Exercise aim —
Whenever a line in the records below holds the string "another", copy it out.

** Task material follows **

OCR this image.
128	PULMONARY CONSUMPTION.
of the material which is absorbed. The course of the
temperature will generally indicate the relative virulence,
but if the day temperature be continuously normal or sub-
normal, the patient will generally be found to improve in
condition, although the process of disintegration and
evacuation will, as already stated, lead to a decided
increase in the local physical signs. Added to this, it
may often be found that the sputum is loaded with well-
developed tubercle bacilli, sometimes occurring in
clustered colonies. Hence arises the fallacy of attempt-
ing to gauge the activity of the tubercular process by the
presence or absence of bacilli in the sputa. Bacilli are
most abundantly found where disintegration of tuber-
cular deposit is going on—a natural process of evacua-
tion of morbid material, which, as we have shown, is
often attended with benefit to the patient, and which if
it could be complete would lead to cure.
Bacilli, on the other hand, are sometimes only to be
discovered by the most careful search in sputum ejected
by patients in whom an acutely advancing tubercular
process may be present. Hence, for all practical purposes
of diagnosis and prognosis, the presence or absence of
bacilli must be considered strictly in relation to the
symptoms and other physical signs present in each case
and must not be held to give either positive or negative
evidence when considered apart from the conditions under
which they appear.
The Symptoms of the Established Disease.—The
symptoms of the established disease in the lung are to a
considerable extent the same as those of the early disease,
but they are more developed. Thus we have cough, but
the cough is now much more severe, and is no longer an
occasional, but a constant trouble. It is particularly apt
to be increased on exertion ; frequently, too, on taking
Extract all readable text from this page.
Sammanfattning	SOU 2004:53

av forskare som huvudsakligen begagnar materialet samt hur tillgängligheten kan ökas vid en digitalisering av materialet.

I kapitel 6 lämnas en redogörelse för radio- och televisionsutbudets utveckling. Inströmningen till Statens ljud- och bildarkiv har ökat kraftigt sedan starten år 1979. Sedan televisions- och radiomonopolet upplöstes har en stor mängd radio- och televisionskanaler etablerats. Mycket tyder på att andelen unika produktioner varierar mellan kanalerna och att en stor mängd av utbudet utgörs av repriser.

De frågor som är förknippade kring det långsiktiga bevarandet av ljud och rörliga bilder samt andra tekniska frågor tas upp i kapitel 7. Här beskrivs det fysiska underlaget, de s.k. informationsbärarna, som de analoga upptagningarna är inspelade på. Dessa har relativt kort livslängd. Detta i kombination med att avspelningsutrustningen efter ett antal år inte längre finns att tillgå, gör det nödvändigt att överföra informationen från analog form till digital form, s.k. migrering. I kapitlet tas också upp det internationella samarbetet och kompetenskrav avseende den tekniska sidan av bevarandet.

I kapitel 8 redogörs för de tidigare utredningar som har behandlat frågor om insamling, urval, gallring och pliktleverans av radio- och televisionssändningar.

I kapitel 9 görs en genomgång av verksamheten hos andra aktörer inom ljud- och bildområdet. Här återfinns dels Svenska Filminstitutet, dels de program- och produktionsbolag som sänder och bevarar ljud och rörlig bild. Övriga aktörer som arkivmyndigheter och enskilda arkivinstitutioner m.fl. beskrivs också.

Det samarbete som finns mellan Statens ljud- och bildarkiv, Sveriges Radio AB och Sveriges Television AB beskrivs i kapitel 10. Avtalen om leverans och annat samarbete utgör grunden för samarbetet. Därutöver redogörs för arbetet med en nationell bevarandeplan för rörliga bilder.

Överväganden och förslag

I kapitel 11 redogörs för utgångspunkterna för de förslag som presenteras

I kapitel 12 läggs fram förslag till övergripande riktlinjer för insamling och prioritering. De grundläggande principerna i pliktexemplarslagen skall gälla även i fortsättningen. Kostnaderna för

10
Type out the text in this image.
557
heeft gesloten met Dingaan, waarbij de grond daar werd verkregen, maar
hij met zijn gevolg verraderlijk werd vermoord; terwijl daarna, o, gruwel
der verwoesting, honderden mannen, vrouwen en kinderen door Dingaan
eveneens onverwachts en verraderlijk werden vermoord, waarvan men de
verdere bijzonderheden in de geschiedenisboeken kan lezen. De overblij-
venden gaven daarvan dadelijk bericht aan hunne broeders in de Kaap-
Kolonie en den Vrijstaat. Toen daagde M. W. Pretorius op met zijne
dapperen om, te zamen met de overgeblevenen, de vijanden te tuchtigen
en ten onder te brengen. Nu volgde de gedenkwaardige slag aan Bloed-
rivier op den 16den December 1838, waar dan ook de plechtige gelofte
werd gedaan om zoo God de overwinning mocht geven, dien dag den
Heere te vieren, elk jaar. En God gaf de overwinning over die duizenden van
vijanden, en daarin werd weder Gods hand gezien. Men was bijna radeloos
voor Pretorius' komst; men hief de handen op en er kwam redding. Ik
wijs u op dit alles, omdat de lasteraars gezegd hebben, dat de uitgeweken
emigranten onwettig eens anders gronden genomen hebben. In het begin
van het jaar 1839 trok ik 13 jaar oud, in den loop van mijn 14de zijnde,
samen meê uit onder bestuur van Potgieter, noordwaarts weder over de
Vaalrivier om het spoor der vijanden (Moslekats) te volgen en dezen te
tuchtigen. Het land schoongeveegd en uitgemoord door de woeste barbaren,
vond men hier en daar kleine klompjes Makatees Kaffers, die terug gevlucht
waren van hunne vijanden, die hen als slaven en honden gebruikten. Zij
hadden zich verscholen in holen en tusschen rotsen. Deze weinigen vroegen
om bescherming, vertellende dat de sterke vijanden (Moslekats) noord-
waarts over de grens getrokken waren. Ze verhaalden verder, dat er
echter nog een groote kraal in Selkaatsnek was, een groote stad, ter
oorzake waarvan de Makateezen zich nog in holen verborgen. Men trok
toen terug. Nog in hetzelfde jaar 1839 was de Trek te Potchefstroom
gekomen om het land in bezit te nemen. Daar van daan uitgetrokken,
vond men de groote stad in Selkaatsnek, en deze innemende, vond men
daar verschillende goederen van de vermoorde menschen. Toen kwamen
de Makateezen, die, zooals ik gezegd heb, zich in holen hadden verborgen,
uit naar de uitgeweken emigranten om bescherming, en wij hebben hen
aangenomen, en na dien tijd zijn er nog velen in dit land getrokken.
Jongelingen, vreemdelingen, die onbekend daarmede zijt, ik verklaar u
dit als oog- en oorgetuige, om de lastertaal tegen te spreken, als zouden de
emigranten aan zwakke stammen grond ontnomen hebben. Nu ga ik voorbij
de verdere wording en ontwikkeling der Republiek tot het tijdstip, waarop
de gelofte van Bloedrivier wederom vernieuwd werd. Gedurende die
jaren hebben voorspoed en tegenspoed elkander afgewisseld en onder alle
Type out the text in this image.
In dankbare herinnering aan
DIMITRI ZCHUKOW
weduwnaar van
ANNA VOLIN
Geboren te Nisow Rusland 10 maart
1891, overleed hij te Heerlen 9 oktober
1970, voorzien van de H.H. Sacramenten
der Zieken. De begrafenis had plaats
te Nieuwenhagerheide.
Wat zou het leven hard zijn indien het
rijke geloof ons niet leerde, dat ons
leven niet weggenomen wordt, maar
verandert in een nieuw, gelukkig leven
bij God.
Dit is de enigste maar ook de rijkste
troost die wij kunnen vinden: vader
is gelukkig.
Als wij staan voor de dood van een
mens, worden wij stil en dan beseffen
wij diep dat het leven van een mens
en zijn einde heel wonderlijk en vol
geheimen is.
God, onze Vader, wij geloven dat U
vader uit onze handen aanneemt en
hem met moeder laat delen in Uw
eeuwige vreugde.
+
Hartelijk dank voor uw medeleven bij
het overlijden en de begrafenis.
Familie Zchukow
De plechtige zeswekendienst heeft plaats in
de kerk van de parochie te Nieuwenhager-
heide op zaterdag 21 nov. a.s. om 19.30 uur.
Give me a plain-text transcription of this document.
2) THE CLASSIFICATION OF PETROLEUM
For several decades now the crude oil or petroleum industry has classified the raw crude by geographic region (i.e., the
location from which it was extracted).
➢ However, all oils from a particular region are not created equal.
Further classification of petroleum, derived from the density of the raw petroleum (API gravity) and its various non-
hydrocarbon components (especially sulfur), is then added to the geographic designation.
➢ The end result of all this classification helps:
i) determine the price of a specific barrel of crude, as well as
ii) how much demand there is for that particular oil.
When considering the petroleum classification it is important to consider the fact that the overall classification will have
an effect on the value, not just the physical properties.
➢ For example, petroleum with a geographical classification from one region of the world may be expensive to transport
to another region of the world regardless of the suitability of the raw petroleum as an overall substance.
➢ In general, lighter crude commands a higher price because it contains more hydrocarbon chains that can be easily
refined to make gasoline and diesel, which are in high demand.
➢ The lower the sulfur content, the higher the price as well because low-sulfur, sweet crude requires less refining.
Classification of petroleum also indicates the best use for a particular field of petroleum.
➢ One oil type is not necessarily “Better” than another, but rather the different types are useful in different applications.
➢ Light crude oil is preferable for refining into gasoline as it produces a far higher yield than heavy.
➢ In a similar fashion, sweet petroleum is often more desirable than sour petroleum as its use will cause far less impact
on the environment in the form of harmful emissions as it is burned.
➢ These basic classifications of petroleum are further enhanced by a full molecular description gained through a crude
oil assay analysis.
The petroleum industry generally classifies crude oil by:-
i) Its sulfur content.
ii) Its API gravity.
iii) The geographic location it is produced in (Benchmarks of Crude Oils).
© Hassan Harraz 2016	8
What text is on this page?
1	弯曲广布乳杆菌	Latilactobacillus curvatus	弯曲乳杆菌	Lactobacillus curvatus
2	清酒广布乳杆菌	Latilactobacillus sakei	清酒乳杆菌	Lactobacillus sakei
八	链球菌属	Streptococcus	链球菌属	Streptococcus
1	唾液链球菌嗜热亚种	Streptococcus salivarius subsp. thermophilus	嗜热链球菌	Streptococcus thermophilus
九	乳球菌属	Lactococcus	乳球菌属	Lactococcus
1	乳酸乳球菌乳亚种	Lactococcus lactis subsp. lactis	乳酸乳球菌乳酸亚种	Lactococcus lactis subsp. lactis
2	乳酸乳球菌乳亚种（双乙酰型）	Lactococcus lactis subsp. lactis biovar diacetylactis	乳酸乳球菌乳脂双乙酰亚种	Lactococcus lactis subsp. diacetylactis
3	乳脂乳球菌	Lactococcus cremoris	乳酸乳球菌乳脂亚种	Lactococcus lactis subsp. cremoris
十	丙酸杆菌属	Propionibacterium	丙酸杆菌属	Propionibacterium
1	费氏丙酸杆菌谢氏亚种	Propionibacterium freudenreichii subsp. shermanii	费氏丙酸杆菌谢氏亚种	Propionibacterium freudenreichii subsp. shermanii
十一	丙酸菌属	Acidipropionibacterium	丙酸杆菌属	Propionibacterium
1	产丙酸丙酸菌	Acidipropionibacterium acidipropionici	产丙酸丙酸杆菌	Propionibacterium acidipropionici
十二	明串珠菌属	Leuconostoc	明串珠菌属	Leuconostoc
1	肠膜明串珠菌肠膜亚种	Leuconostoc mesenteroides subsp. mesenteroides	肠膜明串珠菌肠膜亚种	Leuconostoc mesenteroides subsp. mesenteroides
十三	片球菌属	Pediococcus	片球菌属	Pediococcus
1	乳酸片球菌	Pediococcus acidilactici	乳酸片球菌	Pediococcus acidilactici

** End of Task material **

Answer to the exercise —
to another region of the world regardless of the suitability of the raw petroleum as an overall substance.
➢ One oil type is not necessarily “Better” than another, but rather the different types are useful in different applications.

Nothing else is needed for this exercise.